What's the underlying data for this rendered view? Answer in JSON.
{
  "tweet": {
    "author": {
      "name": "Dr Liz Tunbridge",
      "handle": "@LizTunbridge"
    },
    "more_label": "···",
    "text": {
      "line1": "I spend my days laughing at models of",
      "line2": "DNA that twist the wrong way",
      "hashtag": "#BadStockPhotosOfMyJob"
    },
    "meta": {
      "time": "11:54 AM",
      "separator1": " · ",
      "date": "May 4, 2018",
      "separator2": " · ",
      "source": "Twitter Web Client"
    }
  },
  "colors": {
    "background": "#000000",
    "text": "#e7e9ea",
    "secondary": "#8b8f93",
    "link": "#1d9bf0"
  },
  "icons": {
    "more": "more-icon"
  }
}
------------------------
▸ TASK
The records above should be duplicated in full, exactly as given.

▸ SOLUTION
What's the underlying data for this rendered view? Answer in JSON.
{
  "tweet": {
    "author": {
      "name": "Dr Liz Tunbridge",
      "handle": "@LizTunbridge"
    },
    "more_label": "···",
    "text": {
      "line1": "I spend my days laughing at models of",
      "line2": "DNA that twist the wrong way",
      "hashtag": "#BadStockPhotosOfMyJob"
    },
    "meta": {
      "time": "11:54 AM",
      "separator1": " · ",
      "date": "May 4, 2018",
      "separator2": " · ",
      "source": "Twitter Web Client"
    }
  },
  "colors": {
    "background": "#000000",
    "text": "#e7e9ea",
    "secondary": "#8b8f93",
    "link": "#1d9bf0"
  },
  "icons": {
    "more": "more-icon"
  }
}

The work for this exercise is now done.